- COSA FARAI -
Nei record, dalla riga con "colorbar — [298, 20, 323, 322]" alla riga con "Segment this chart: for", cambia "y-tick-label" in "etichetta-asse-y". Riscrivi solo queste righe e lascia invariato tutto il resto.

- DATI FORNITI -
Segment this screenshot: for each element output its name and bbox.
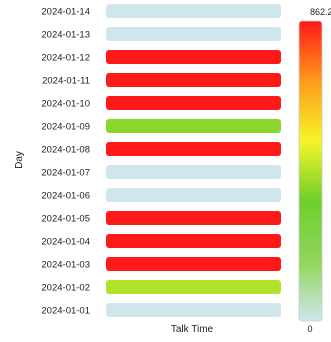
colorbar — [298, 20, 323, 322]
heatmap-cell — [106, 165, 281, 179]
heatmap-cell — [106, 4, 281, 18]
y-tick-label: 2024-01-01 — [41, 306, 90, 317]
y-tick-label: 2024-01-11 — [42, 76, 90, 87]
y-tick-label: 2024-01-13 — [41, 30, 90, 41]
y-tick-label: 2024-01-14 — [41, 7, 90, 18]
heatmap-cell — [106, 280, 281, 294]
y-tick-label: 2024-01-04 — [41, 237, 90, 248]
heatmap-cell — [106, 96, 281, 110]
heatmap-cell — [106, 257, 281, 271]
heatmap-cell — [106, 188, 281, 202]
colorbar-max-label: 862.286 — [310, 7, 331, 17]
y-tick-label: 2024-01-09 — [41, 122, 90, 133]
y-tick-label: 2024-01-12 — [41, 53, 90, 64]
y-tick-label: 2024-01-08 — [41, 145, 90, 156]
heatmap-cell — [106, 73, 281, 87]
y-tick-label: 2024-01-03 — [41, 260, 90, 271]
x-axis-title: Talk Time — [171, 324, 214, 335]
heatmap-cell — [106, 50, 281, 64]
heatmap-rows: 2024-01-14 2024-01-13 2024-01-12 2024-01-11… — [41, 4, 281, 317]
y-tick-label: 2024-01-06 — [41, 191, 90, 202]
heatmap-cell — [106, 142, 281, 156]
y-tick-label: 2024-01-05 — [41, 214, 90, 225]
heatmap-cell — [106, 211, 281, 225]
y-tick-label: 2024-01-07 — [41, 168, 90, 179]
y-tick-label: 2024-01-02 — [41, 283, 90, 294]
y-axis-title: Day — [14, 151, 25, 169]
heatmap-cell — [106, 303, 281, 317]
y-tick-label: 2024-01-10 — [41, 99, 90, 110]
heatmap-cell — [106, 119, 281, 133]
heatmap-cell — [106, 27, 281, 41]
colorbar-min-label: 0 — [307, 324, 312, 334]
heatmap-cell — [106, 234, 281, 248]
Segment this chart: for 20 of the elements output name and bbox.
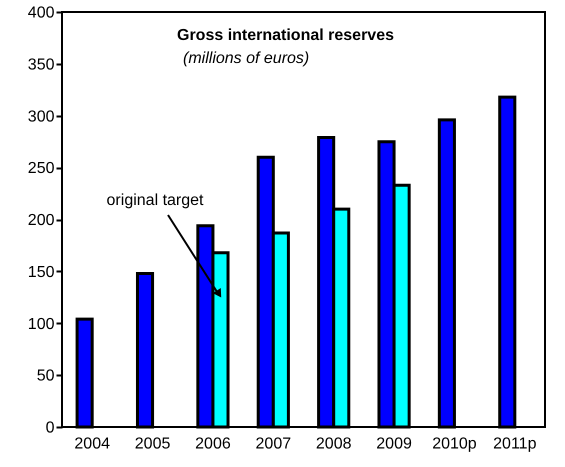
x-tick-label: 2010p [432,436,477,452]
x-tick-label: 2007 [256,436,292,452]
y-tick-label: 400 [28,4,55,22]
y-tick-label: 0 [46,420,55,436]
y-tick-label: 150 [28,264,55,281]
x-tick-label: 2006 [195,436,231,452]
annotation: original target [106,192,204,209]
y-tick-label: 300 [28,108,55,126]
y-tick-label: 100 [28,316,55,333]
text: (millions of euros) [183,50,310,67]
x-tick-label: 2011p [493,436,537,452]
text: Gross international reserves [177,27,394,44]
y-tick-label: 200 [28,212,55,229]
x-tick-label: 2008 [316,436,352,452]
y-tick-label: 350 [28,56,55,74]
y-tick-label: 50 [36,368,55,385]
x-tick-label: 2009 [376,436,412,452]
y-tick-label: 250 [28,160,55,178]
x-tick-label: 2004 [74,436,110,452]
x-tick-label: 2005 [134,436,170,452]
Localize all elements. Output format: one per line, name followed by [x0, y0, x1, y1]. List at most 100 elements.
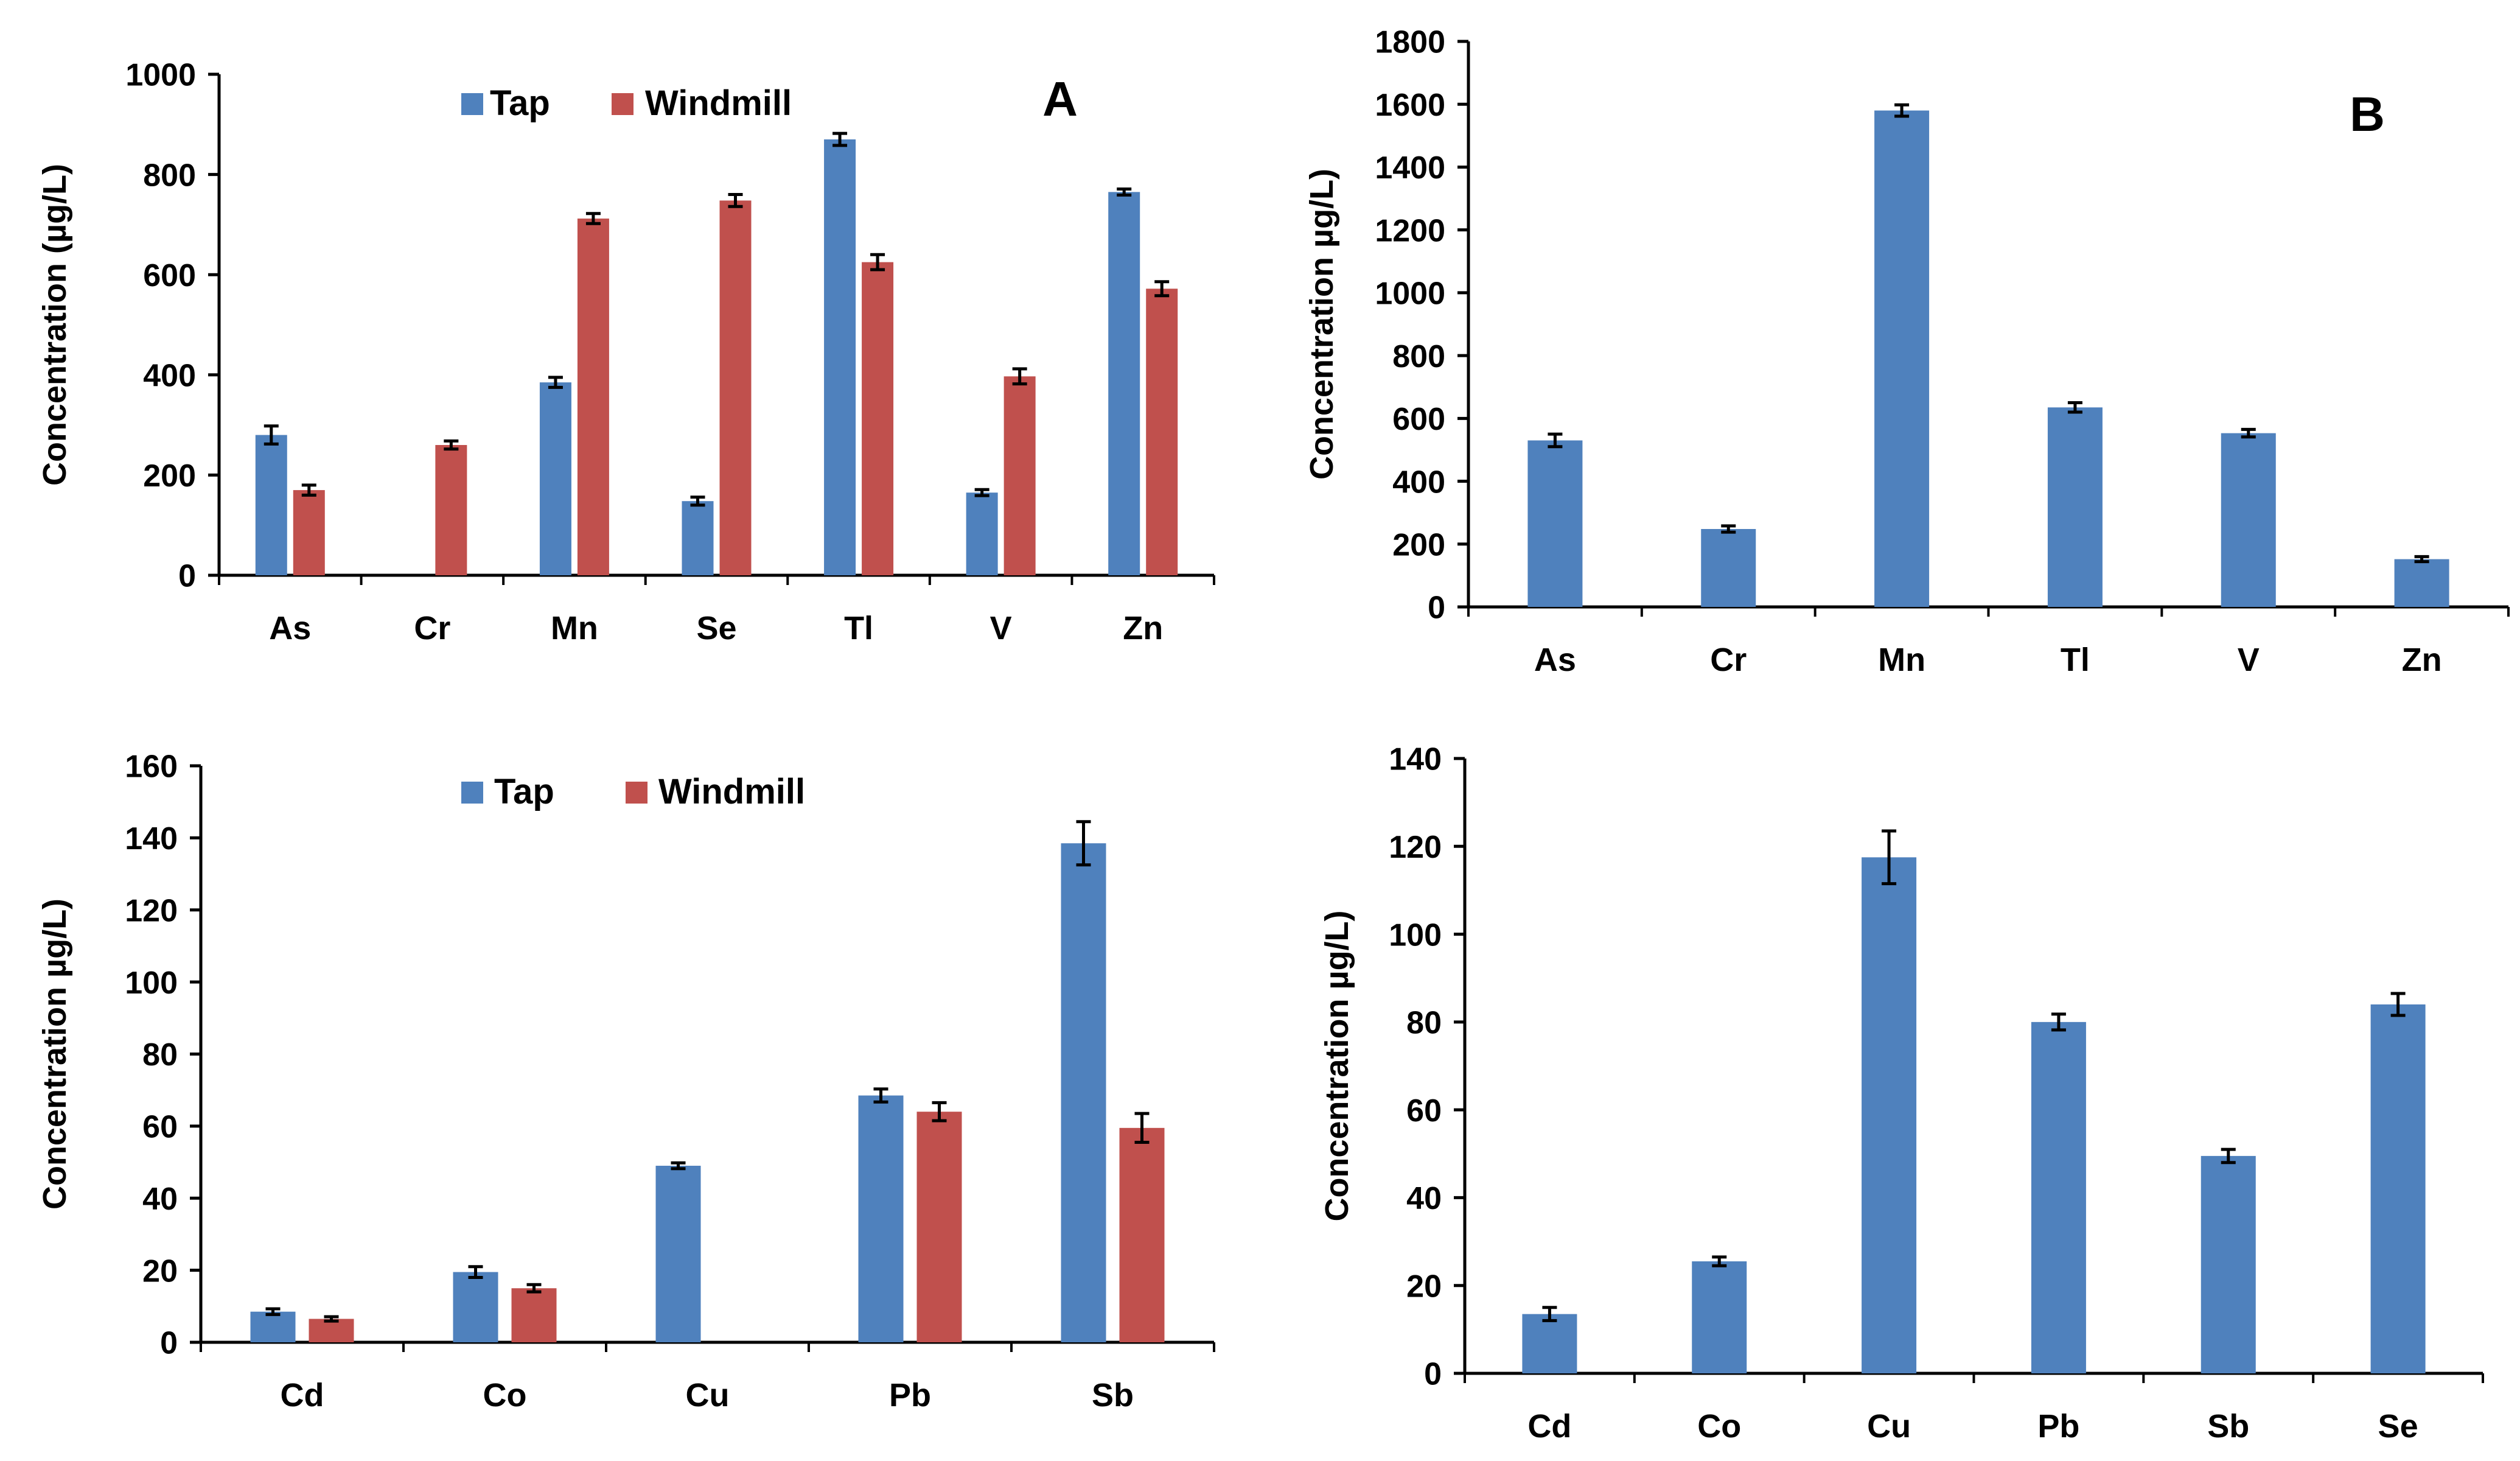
x-category-label: Mn — [551, 610, 598, 646]
x-category-label: Cu — [1867, 1408, 1911, 1445]
y-tick-label: 1800 — [1375, 25, 1445, 60]
y-tick-label: 400 — [143, 359, 196, 394]
y-tick-label: 160 — [125, 749, 178, 785]
legend-swatch-tap — [461, 782, 483, 804]
bar-tap-sb — [1061, 843, 1106, 1342]
x-category-label: Cr — [414, 610, 450, 646]
y-tick-label: 400 — [1392, 464, 1445, 500]
x-category-label: Co — [483, 1377, 527, 1414]
y-tick-label: 80 — [1406, 1006, 1442, 1041]
bar-tap-cd — [1522, 1314, 1577, 1373]
x-category-label: Cr — [1710, 642, 1747, 678]
bar-tap-v — [2221, 433, 2276, 607]
x-category-label: As — [1534, 642, 1576, 678]
bar-tap-tl — [2047, 407, 2103, 607]
y-tick-label: 100 — [1389, 917, 1442, 953]
y-tick-label: 600 — [1392, 402, 1445, 437]
bar-windmill-v — [1003, 376, 1036, 575]
bar-windmill-mn — [577, 219, 609, 575]
y-tick-label: 60 — [142, 1110, 178, 1145]
bar-windmill-cd — [309, 1319, 354, 1342]
y-tick-label: 0 — [160, 1326, 178, 1361]
chart-panel-bottom-left: 0 20 40 60 80 100 120 140 160 Concentration µg/L)… — [37, 749, 1215, 1414]
y-tick-label: 20 — [1406, 1269, 1442, 1304]
y-tick-label: 120 — [1389, 830, 1442, 865]
bar-tap-zn — [1108, 192, 1140, 575]
x-category-label: Sb — [1092, 1377, 1134, 1414]
x-category-label: Cd — [1527, 1408, 1571, 1445]
x-category-label: Tl — [844, 610, 873, 646]
bar-windmill-sb — [1119, 1127, 1165, 1342]
bar-windmill-zn — [1146, 289, 1178, 575]
y-tick-label: 80 — [142, 1037, 178, 1073]
y-axis-label: Concentration µg/L) — [1319, 910, 1355, 1221]
x-category-label: Sb — [2207, 1408, 2249, 1445]
bar-windmill-pb — [916, 1112, 962, 1342]
y-tick-label: 1000 — [125, 58, 196, 93]
y-tick-label: 40 — [1406, 1181, 1442, 1216]
y-axis-label: Concentration (µg/L) — [37, 164, 73, 486]
y-tick-label: 200 — [1392, 527, 1445, 562]
y-tick-label: 600 — [143, 258, 196, 293]
bar-tap-v — [966, 492, 998, 575]
bar-tap-as — [1527, 440, 1583, 607]
bar-windmill-se — [719, 200, 752, 575]
legend-label-windmill: Windmill — [658, 772, 805, 811]
y-tick-label: 1400 — [1375, 150, 1445, 186]
legend-swatch-windmill — [612, 93, 633, 115]
x-category-label: Co — [1697, 1408, 1741, 1445]
x-category-label: As — [269, 610, 311, 646]
legend-label-tap: Tap — [494, 772, 554, 811]
bar-windmill-cr — [435, 445, 467, 575]
bar-tap-co — [1692, 1261, 1747, 1373]
bar-tap-cr — [1701, 529, 1756, 607]
x-category-label: V — [2238, 642, 2260, 678]
panel-letter-b: B — [2350, 87, 2385, 141]
x-category-label: Tl — [2061, 642, 2090, 678]
bar-tap-tl — [824, 139, 856, 576]
x-category-label: Zn — [1123, 610, 1163, 646]
bar-tap-co — [453, 1272, 498, 1342]
y-tick-label: 1200 — [1375, 213, 1445, 248]
x-category-label: Mn — [1878, 642, 1925, 678]
y-tick-label: 200 — [143, 458, 196, 494]
bar-tap-sb — [2201, 1155, 2256, 1373]
y-axis-label: Concentration µg/L) — [1304, 169, 1340, 480]
y-tick-label: 140 — [1389, 742, 1442, 777]
x-category-label: Se — [2378, 1408, 2418, 1445]
bar-tap-se — [682, 501, 714, 575]
y-tick-label: 100 — [125, 965, 178, 1001]
bar-tap-pb — [2031, 1021, 2086, 1373]
y-tick-label: 0 — [1424, 1357, 1442, 1392]
bar-tap-cd — [250, 1311, 296, 1342]
legend-swatch-windmill — [626, 782, 647, 804]
bar-tap-mn — [539, 382, 571, 575]
y-tick-label: 40 — [142, 1182, 178, 1217]
y-tick-label: 1000 — [1375, 276, 1445, 312]
bar-tap-cu — [1862, 857, 1917, 1373]
y-tick-label: 60 — [1406, 1093, 1442, 1129]
y-tick-label: 0 — [1428, 590, 1445, 626]
x-category-label: Pb — [889, 1377, 931, 1414]
chart-panel-top-right: 0 200 400 600 800 1000 1200 1400 1600 1800 Concent… — [1304, 25, 2510, 678]
y-tick-label: 140 — [125, 821, 178, 857]
x-category-label: Cd — [281, 1377, 324, 1414]
legend-label-tap: Tap — [490, 83, 550, 123]
bar-tap-mn — [1874, 110, 1930, 608]
legend-swatch-tap — [461, 93, 483, 115]
bar-windmill-as — [293, 490, 325, 575]
bar-windmill-tl — [862, 262, 894, 575]
bar-tap-pb — [858, 1095, 904, 1342]
x-category-label: Pb — [2037, 1408, 2079, 1445]
x-category-label: Cu — [686, 1377, 730, 1414]
bar-windmill-co — [511, 1288, 557, 1342]
x-category-label: Zn — [2402, 642, 2442, 678]
y-tick-label: 1600 — [1375, 88, 1445, 123]
bar-tap-as — [255, 435, 287, 575]
bar-tap-zn — [2394, 559, 2449, 607]
chart-panel-bottom-right: 0 20 40 60 80 100 120 140 Concentration µg/L) Cd C… — [1319, 742, 2484, 1445]
x-category-label: Se — [696, 610, 736, 646]
x-category-label: V — [990, 610, 1012, 646]
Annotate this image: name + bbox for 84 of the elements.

- RISPOSTA AL COMPITO -
colorbar — [298, 20, 323, 322]
heatmap-cell — [106, 165, 281, 179]
heatmap-cell — [106, 4, 281, 18]
etichetta-asse-y: 2024-01-01 — [41, 306, 90, 317]
etichetta-asse-y: 2024-01-11 — [42, 76, 90, 87]
etichetta-asse-y: 2024-01-13 — [41, 30, 90, 41]
etichetta-asse-y: 2024-01-14 — [41, 7, 90, 18]
heatmap-cell — [106, 280, 281, 294]
etichetta-asse-y: 2024-01-04 — [41, 237, 90, 248]
heatmap-cell — [106, 96, 281, 110]
heatmap-cell — [106, 257, 281, 271]
heatmap-cell — [106, 188, 281, 202]
colorbar-max-label: 862.286 — [310, 7, 331, 17]
etichetta-asse-y: 2024-01-09 — [41, 122, 90, 133]
etichetta-asse-y: 2024-01-12 — [41, 53, 90, 64]
etichetta-asse-y: 2024-01-08 — [41, 145, 90, 156]
heatmap-cell — [106, 73, 281, 87]
etichetta-asse-y: 2024-01-03 — [41, 260, 90, 271]
x-axis-title: Talk Time — [171, 324, 214, 335]
heatmap-cell — [106, 50, 281, 64]
heatmap-rows: 2024-01-14 2024-01-13 2024-01-12 2024-01-11… — [41, 4, 281, 317]
etichetta-asse-y: 2024-01-06 — [41, 191, 90, 202]
heatmap-cell — [106, 142, 281, 156]
etichetta-asse-y: 2024-01-05 — [41, 214, 90, 225]
heatmap-cell — [106, 211, 281, 225]
etichetta-asse-y: 2024-01-07 — [41, 168, 90, 179]
etichetta-asse-y: 2024-01-02 — [41, 283, 90, 294]
y-axis-title: Day — [14, 151, 25, 169]
heatmap-cell — [106, 303, 281, 317]
etichetta-asse-y: 2024-01-10 — [41, 99, 90, 110]
heatmap-cell — [106, 119, 281, 133]
heatmap-cell — [106, 27, 281, 41]
colorbar-min-label: 0 — [307, 324, 312, 334]
heatmap-cell — [106, 234, 281, 248]
Segment this chart: for 20 of the elements output name and bbox.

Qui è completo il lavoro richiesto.